■ Problem details ■
Report how many lines of these entries hold the string "content"; reply with the number alone.
+++ Material provided
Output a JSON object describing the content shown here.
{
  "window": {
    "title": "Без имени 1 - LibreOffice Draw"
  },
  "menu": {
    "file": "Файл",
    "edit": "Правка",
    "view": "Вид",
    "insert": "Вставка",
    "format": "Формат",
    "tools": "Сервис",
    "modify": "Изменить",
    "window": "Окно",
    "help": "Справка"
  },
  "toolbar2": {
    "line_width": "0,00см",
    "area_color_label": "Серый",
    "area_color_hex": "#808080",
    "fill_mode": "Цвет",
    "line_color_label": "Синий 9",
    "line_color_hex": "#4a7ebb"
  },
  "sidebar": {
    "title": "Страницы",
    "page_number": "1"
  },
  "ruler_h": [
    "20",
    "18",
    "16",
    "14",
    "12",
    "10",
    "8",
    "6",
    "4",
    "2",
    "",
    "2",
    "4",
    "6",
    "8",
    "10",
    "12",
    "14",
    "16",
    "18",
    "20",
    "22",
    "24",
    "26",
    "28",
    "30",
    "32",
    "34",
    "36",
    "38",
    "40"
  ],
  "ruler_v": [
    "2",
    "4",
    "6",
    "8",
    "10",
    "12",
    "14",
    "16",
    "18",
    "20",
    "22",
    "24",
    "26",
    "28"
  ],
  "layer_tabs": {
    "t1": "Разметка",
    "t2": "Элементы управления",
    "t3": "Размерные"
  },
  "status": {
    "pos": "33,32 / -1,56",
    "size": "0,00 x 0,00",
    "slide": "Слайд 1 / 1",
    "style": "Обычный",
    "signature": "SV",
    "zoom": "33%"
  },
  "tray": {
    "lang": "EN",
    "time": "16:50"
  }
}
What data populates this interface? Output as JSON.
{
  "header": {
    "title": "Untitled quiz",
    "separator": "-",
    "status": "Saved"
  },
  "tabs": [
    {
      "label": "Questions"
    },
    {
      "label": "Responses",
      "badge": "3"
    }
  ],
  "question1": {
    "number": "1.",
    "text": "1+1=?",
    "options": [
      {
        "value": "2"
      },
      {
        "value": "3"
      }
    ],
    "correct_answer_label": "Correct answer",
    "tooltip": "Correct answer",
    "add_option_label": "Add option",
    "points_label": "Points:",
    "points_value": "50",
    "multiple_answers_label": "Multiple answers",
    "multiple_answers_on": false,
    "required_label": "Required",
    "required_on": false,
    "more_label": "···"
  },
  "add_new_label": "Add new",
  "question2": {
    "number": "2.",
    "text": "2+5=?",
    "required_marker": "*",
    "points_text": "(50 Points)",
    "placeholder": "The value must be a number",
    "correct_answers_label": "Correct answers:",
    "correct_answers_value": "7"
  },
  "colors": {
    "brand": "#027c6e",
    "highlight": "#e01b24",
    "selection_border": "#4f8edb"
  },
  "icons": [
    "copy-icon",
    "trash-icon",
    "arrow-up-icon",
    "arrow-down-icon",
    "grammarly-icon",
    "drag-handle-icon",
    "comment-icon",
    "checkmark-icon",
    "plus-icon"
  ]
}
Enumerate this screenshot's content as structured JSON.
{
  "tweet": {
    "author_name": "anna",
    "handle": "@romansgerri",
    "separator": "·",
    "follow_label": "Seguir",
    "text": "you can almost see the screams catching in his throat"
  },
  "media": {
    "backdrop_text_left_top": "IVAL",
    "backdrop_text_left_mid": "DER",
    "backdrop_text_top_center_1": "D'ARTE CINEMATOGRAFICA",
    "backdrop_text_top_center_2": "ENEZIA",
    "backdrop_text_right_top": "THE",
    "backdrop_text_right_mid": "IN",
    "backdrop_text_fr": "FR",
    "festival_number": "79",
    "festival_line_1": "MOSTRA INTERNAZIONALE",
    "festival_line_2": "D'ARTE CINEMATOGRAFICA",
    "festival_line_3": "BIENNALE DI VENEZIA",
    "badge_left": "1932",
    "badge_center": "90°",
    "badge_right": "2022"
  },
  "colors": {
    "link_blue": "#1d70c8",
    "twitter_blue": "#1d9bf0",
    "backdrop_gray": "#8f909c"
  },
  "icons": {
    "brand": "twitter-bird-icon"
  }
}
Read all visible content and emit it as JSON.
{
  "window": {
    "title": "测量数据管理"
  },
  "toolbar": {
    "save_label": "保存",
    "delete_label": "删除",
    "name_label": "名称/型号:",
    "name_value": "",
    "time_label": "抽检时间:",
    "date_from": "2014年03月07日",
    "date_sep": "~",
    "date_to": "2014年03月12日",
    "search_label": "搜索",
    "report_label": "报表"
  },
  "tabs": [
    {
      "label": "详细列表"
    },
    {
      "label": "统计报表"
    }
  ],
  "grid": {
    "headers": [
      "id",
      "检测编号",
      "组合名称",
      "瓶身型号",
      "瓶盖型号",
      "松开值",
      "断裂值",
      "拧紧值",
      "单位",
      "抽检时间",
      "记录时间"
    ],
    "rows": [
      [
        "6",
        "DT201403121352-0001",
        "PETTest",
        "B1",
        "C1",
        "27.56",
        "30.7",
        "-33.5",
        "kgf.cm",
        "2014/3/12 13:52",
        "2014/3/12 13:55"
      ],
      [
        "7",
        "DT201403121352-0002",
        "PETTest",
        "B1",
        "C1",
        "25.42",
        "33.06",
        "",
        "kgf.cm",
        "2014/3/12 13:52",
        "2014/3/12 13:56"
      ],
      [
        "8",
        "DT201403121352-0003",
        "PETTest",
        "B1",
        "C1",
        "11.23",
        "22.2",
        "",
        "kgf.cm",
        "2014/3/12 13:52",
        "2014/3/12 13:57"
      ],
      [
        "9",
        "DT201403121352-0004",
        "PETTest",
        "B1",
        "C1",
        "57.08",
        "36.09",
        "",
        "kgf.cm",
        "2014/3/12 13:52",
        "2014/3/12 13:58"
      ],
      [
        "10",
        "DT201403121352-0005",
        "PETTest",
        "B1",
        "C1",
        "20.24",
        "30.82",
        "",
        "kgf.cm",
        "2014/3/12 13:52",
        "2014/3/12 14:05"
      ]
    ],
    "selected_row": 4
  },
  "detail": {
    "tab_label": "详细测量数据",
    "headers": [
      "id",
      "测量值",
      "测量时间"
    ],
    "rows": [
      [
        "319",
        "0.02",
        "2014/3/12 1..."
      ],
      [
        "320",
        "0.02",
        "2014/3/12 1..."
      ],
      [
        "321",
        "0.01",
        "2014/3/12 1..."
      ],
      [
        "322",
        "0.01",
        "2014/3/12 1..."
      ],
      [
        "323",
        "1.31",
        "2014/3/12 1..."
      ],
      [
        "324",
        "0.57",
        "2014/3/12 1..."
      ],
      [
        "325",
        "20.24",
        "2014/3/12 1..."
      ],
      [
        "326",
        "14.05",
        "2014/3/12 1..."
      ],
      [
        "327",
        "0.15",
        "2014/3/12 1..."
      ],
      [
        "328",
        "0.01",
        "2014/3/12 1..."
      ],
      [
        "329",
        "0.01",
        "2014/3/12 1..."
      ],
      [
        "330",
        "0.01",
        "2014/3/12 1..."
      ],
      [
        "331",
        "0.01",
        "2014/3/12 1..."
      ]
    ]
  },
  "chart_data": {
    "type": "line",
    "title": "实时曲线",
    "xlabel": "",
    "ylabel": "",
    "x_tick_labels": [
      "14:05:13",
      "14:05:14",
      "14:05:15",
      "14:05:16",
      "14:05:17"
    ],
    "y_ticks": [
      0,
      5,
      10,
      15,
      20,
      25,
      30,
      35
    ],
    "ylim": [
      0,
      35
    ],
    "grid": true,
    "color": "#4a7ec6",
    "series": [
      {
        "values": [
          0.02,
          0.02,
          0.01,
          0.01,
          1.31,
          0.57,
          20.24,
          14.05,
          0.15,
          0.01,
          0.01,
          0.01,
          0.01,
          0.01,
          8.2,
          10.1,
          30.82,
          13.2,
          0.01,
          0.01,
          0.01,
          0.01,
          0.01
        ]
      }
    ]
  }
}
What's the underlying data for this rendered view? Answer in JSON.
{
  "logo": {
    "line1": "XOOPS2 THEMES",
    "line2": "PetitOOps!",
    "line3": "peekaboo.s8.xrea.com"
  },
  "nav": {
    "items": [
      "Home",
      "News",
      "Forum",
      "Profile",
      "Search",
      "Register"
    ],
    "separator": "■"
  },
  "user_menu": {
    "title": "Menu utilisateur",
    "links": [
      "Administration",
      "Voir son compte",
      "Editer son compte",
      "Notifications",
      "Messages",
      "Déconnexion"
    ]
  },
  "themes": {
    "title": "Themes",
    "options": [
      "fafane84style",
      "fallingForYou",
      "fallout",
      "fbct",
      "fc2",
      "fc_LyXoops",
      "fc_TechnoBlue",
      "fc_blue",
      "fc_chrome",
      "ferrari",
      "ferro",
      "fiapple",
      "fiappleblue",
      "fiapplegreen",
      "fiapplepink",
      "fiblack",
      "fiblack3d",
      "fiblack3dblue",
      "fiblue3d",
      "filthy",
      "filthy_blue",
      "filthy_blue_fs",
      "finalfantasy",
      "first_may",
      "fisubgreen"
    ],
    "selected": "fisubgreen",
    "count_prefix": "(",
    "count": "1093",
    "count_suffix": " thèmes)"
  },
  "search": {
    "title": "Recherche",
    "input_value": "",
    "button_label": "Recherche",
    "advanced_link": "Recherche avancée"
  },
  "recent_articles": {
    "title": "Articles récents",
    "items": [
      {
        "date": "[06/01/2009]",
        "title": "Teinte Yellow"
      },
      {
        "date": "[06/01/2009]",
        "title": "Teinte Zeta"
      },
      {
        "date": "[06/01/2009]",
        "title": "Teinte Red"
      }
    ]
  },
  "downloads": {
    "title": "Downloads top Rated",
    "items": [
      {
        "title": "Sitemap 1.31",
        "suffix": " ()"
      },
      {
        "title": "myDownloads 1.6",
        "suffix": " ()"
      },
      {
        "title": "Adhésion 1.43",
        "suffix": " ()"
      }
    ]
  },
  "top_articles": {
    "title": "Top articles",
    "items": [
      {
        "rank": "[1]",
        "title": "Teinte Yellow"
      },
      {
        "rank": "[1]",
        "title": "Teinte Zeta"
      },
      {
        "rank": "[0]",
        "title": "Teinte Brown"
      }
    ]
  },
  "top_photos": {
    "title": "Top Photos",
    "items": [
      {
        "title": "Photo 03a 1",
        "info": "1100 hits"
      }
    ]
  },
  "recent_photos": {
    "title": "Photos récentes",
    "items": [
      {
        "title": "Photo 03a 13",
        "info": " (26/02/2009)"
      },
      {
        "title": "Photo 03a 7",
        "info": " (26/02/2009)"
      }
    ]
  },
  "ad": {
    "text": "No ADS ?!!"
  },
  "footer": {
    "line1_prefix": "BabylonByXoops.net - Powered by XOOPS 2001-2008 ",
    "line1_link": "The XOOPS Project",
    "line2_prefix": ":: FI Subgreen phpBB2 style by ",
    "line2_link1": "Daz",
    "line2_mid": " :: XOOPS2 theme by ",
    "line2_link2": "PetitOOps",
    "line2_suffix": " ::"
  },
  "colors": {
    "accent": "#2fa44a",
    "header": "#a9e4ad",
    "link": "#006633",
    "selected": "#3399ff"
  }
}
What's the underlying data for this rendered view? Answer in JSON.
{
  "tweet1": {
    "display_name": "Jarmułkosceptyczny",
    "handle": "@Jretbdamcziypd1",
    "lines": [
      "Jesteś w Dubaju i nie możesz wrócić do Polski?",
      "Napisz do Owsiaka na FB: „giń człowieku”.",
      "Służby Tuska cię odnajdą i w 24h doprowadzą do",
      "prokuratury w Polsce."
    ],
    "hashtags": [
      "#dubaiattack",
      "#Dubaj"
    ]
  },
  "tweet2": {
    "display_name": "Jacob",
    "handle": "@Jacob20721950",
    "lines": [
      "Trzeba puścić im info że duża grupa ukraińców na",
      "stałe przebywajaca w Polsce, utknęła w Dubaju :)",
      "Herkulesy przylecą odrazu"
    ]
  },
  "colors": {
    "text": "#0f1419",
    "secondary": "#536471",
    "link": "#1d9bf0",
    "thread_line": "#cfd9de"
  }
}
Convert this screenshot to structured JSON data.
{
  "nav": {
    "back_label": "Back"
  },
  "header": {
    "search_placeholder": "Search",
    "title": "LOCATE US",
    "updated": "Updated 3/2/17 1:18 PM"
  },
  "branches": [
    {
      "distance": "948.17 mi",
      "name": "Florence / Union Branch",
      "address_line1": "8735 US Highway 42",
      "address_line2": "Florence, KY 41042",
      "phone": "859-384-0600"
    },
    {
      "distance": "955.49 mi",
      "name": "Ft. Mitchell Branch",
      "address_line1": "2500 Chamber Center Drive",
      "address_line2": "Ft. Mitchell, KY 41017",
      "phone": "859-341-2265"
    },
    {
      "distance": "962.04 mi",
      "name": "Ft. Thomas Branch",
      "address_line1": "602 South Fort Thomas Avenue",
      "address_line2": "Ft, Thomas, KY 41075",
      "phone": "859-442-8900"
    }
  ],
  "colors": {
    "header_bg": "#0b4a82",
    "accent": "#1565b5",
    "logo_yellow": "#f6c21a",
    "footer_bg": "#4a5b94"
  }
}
++++++
■ Result of this task ■
3